═════ Source material

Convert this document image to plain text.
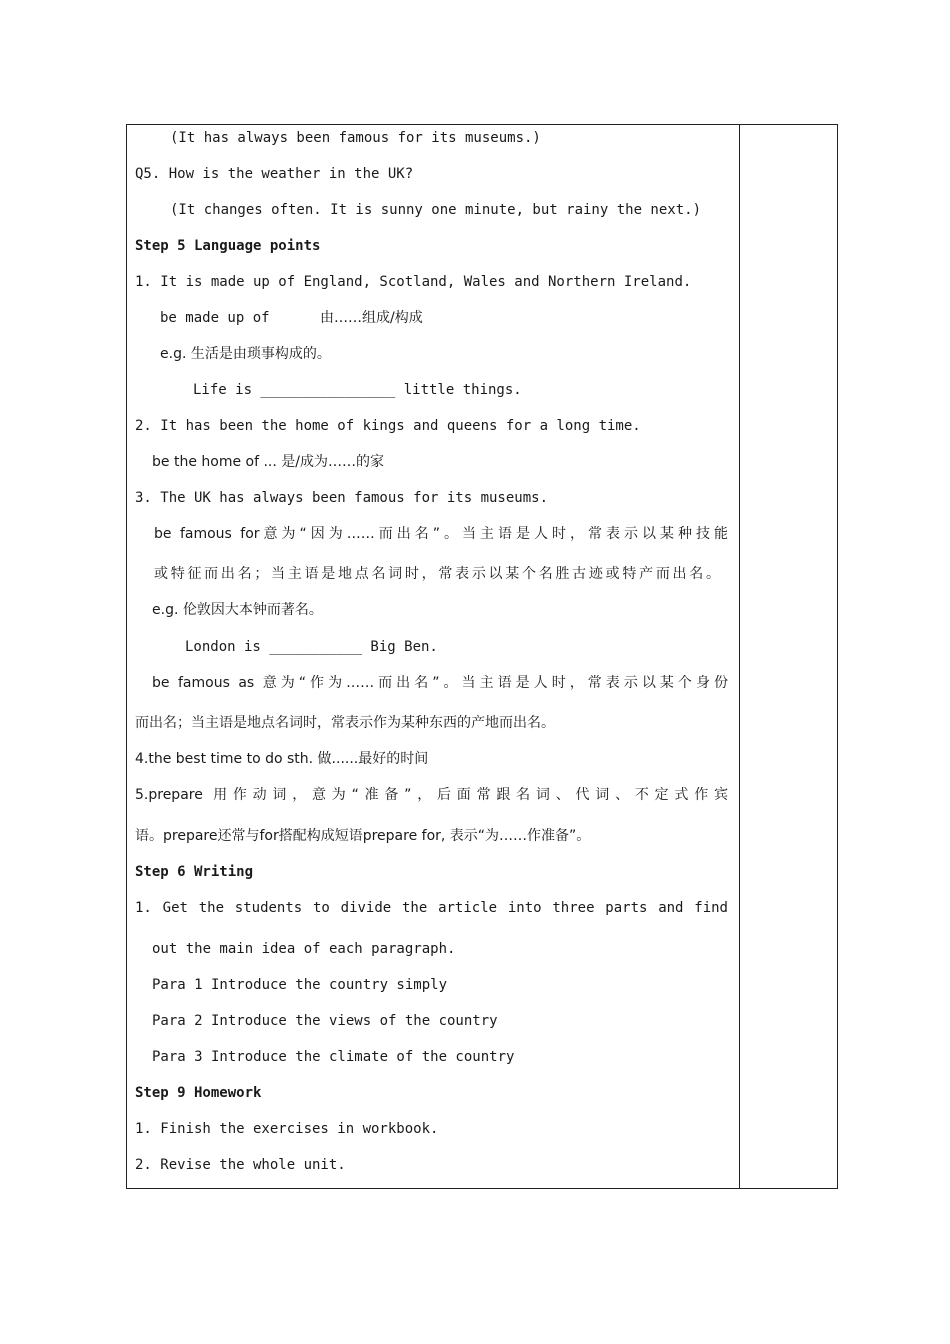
(It has always been famous for its museums.)
Q5. How is the weather in the UK?
(It changes often. It is sunny one minute, but rainy the next.)
Step 5 Language points
1. It is made up of England, Scotland, Wales and Northern Ireland.
be made up of	由……组成/构成
e.g. 生活是由琐事构成的。
Life is ________________ little things.
2. It has been the home of kings and queens for a long time.
be the home of ... 是/成为……的家
3. The UK has always been famous for its museums.
be famous for意为“因为……而出名”。当主语是人时，常表示以某种技能
或特征而出名；当主语是地点名词时，常表示以某个名胜古迹或特产而出名。
e.g. 伦敦因大本钟而著名。
London is ___________ Big Ben.
be famous as 意为“作为……而出名”。当主语是人时，常表示以某个身份
而出名；当主语是地点名词时，常表示作为某种东西的产地而出名。
4.the best time to do sth. 做......最好的时间
5.prepare 用作动词，意为“准备”，后面常跟名词、代词、不定式作宾
语。prepare还常与for搭配构成短语prepare for, 表示“为……作准备”。
Step 6 Writing
1. Get the students to divide the article into three parts and find
out the main idea of each paragraph.
Para 1 Introduce the country simply
Para 2 Introduce the views of the country
Para 3 Introduce the climate of the country
Step 9 Homework
1. Finish the exercises in workbook.
2. Revise the whole unit.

══════════

Given instruction
Show the lines where the word "当主语是地点名词时" appears in the entries.

Result below
或特征而出名；当主语是地点名词时，常表示以某个名胜古迹或特产而出名。
而出名；当主语是地点名词时，常表示作为某种东西的产地而出名。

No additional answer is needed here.